## [MATERIAL FOR THIS TASK]
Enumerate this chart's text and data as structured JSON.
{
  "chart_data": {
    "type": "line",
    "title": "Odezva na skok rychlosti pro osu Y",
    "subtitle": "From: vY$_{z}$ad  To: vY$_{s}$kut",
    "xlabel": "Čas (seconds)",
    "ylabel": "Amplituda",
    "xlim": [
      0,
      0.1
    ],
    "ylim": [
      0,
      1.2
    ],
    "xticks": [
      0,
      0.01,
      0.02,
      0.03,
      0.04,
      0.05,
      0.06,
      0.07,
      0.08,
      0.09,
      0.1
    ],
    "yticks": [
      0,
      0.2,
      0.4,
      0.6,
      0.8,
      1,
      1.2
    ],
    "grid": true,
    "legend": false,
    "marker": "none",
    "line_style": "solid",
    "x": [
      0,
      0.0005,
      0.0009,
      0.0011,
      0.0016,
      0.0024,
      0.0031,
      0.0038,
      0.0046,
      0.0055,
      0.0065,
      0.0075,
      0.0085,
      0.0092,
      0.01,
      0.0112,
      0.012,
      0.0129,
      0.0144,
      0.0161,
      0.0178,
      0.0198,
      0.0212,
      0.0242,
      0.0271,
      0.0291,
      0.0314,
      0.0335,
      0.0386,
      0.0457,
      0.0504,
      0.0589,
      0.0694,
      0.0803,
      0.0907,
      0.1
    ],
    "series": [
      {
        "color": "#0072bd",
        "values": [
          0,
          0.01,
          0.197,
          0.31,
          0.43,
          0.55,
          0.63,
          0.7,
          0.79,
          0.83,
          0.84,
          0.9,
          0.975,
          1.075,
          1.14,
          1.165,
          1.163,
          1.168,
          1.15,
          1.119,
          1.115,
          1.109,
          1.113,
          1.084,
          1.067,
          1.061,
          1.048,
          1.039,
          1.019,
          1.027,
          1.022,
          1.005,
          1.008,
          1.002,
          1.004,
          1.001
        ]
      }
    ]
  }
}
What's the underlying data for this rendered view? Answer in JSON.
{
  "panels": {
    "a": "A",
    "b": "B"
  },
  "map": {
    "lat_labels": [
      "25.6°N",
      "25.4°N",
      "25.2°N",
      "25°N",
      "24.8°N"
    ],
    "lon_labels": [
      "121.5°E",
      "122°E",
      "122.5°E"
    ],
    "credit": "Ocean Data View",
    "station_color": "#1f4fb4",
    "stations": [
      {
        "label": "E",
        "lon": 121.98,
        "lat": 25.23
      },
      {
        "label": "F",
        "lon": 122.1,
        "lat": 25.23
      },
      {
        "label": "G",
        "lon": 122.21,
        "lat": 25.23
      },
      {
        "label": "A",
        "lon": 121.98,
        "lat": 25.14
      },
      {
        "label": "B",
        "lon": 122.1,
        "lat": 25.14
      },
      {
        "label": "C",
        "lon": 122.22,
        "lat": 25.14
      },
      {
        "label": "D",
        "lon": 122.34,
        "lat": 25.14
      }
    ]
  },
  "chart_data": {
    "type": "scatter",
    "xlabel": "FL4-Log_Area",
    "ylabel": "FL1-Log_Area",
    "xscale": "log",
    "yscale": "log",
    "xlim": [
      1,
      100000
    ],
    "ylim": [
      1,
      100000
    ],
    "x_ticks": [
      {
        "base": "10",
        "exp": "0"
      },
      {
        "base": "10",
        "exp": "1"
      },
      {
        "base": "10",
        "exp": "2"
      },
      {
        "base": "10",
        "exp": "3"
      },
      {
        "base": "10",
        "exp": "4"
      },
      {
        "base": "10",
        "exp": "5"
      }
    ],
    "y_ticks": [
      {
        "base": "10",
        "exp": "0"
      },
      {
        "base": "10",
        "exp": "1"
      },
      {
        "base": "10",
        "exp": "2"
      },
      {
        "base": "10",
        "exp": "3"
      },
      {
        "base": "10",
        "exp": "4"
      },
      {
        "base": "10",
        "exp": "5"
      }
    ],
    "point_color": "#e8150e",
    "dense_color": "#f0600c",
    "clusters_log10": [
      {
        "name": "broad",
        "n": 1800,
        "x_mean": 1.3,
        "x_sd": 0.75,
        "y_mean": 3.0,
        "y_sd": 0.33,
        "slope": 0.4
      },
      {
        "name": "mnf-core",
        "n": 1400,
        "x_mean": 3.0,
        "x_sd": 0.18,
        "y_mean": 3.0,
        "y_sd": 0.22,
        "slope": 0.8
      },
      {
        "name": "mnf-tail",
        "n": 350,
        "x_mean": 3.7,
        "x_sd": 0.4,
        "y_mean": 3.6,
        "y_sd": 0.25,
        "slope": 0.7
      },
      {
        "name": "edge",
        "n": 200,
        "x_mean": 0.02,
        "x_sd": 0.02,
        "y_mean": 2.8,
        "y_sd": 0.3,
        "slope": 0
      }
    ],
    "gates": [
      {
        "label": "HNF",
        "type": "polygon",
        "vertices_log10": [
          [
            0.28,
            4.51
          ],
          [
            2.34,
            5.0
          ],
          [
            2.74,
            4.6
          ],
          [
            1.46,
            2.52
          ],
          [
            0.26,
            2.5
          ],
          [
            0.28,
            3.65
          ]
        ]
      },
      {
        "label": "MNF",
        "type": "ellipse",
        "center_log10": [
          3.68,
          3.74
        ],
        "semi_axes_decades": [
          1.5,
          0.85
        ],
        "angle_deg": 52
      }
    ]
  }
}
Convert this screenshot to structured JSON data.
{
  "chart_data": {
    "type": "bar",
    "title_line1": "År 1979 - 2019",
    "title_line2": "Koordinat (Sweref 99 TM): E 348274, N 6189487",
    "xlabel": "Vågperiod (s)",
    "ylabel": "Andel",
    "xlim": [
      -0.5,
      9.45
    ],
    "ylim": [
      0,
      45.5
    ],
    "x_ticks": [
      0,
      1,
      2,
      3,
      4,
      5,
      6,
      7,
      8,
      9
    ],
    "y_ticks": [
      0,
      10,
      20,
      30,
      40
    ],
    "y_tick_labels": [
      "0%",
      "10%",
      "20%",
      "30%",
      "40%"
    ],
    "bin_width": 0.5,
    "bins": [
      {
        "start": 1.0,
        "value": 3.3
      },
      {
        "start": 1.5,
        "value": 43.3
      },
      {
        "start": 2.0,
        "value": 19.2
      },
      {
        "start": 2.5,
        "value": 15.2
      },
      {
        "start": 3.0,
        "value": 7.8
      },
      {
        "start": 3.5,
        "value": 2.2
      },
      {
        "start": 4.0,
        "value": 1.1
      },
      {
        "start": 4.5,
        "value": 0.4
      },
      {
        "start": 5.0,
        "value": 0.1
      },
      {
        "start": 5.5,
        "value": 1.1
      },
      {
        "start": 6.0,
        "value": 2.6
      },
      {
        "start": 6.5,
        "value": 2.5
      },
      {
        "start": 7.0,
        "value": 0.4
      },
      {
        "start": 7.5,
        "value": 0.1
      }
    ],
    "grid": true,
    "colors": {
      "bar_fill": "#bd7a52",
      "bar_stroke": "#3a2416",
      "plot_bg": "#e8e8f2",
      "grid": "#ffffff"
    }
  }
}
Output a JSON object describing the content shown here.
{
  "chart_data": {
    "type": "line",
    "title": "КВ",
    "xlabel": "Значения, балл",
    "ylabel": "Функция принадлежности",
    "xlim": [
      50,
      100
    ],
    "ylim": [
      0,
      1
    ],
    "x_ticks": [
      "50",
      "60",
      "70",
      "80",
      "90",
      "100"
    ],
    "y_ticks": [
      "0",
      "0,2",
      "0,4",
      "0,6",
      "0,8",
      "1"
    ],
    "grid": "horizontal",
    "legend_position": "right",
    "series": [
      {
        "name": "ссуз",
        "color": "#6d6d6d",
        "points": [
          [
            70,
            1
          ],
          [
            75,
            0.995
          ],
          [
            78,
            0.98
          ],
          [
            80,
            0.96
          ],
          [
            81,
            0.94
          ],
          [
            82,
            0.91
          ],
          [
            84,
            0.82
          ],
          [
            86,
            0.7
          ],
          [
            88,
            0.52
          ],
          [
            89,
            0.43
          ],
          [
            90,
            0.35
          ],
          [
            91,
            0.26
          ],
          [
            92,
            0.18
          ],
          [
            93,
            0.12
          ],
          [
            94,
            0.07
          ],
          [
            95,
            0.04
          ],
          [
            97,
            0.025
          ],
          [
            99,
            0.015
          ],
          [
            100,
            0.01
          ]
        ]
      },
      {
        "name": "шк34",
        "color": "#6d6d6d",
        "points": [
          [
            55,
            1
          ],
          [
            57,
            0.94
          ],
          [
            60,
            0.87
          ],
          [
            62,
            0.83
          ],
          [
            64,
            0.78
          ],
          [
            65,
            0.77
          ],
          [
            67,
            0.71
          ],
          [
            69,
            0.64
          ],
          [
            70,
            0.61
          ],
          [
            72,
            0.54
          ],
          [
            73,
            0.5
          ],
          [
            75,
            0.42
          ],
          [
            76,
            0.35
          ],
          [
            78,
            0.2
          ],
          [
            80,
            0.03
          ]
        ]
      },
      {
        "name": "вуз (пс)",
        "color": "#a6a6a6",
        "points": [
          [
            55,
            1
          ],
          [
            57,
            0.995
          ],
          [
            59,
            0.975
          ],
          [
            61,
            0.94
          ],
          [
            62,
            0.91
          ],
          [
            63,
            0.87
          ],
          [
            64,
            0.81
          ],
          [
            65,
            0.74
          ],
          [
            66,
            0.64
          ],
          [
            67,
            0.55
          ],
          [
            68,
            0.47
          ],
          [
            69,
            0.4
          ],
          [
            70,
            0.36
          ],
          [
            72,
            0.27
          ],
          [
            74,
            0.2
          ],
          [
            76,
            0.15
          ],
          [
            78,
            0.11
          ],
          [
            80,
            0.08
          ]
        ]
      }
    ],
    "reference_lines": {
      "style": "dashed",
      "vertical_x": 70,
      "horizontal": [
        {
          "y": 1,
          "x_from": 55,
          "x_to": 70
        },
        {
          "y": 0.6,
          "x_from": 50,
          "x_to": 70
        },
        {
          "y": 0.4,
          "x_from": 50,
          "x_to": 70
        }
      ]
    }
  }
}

## [JOB]
Take every line above carrying "JSON" and return it.

## [COMPLETE ANSWER]
Enumerate this chart's text and data as structured JSON.
What's the underlying data for this rendered view? Answer in JSON.
Convert this screenshot to structured JSON data.
Output a JSON object describing the content shown here.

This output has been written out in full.